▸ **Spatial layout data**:
------------------------------------------------
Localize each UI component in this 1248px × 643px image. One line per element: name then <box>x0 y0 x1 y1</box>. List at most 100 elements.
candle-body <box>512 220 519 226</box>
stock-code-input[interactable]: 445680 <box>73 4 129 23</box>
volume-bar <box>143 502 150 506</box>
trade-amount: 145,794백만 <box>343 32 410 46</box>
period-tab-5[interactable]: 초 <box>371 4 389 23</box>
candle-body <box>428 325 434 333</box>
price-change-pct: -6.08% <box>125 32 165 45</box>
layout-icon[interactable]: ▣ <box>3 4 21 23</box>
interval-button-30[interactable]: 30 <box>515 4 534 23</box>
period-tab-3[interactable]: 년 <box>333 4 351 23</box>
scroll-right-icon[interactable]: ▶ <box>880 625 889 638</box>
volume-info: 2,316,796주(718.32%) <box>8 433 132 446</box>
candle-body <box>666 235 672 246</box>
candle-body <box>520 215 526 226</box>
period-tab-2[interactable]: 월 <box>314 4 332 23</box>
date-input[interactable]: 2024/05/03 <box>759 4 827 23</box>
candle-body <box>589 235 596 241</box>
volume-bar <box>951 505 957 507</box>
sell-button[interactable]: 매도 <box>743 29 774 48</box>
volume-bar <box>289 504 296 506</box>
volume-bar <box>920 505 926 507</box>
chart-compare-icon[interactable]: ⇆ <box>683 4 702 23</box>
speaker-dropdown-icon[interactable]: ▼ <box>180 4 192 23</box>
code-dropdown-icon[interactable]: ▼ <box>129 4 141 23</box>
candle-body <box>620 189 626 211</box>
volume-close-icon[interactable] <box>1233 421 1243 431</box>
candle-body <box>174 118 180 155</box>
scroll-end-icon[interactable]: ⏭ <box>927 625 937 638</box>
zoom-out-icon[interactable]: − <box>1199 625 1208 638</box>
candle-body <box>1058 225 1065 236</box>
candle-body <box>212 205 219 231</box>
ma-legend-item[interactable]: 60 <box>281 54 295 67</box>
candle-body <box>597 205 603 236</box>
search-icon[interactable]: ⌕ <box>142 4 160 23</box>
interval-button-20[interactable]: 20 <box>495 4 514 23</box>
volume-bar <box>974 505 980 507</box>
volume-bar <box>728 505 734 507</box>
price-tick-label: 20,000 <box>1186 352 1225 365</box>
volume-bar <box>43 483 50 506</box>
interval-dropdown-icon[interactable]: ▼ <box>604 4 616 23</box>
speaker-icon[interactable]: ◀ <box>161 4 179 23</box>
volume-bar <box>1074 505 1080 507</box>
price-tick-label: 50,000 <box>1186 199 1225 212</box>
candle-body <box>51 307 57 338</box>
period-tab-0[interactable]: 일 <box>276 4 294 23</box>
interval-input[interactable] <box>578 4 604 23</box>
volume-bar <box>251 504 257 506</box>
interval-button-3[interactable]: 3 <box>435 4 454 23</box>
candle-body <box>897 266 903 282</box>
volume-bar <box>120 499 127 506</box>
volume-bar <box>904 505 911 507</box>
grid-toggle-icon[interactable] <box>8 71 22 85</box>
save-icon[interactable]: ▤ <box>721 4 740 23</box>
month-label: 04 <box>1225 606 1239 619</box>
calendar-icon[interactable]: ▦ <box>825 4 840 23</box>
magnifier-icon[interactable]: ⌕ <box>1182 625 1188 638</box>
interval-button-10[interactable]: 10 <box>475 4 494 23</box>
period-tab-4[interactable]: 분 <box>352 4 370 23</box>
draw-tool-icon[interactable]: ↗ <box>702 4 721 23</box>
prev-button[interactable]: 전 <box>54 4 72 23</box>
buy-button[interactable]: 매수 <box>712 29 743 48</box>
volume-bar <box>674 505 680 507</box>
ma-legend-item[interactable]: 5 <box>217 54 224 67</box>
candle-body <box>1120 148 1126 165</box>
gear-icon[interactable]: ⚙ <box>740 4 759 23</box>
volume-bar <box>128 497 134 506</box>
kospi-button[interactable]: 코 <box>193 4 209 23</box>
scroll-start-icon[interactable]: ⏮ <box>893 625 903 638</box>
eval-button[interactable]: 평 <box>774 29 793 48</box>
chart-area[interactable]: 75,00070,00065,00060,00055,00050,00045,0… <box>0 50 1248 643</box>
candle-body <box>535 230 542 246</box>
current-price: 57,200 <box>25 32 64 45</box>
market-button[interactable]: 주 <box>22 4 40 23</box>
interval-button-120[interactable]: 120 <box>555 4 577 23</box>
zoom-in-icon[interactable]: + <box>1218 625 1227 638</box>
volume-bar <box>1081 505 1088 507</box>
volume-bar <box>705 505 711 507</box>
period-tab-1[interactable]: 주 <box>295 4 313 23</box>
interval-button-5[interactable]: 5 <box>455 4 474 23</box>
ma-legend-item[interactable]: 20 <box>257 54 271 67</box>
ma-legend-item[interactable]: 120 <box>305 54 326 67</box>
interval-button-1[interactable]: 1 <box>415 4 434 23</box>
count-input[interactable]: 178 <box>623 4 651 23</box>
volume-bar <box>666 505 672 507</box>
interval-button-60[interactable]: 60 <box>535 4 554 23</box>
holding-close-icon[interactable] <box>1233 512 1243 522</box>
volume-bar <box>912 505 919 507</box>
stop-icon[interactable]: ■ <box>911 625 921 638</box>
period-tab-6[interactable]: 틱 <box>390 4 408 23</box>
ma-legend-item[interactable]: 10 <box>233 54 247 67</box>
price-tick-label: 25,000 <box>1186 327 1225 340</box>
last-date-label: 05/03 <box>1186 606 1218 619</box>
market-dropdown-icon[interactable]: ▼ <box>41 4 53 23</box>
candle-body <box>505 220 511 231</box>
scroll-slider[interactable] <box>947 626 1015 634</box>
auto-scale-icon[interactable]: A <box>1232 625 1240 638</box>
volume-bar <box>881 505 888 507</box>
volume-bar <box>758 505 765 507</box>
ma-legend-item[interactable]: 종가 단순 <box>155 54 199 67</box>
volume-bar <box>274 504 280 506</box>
------------------------------------------------
▸ **GIVEN TASK**: Pick out each line of the listing that contains the string "item" and copy those lines.

▸ **THE ANSWER**:
ma-legend-item[interactable]: 60 <box>281 54 295 67</box>
ma-legend-item[interactable]: 5 <box>217 54 224 67</box>
ma-legend-item[interactable]: 20 <box>257 54 271 67</box>
ma-legend-item[interactable]: 120 <box>305 54 326 67</box>
ma-legend-item[interactable]: 10 <box>233 54 247 67</box>
ma-legend-item[interactable]: 종가 단순 <box>155 54 199 67</box>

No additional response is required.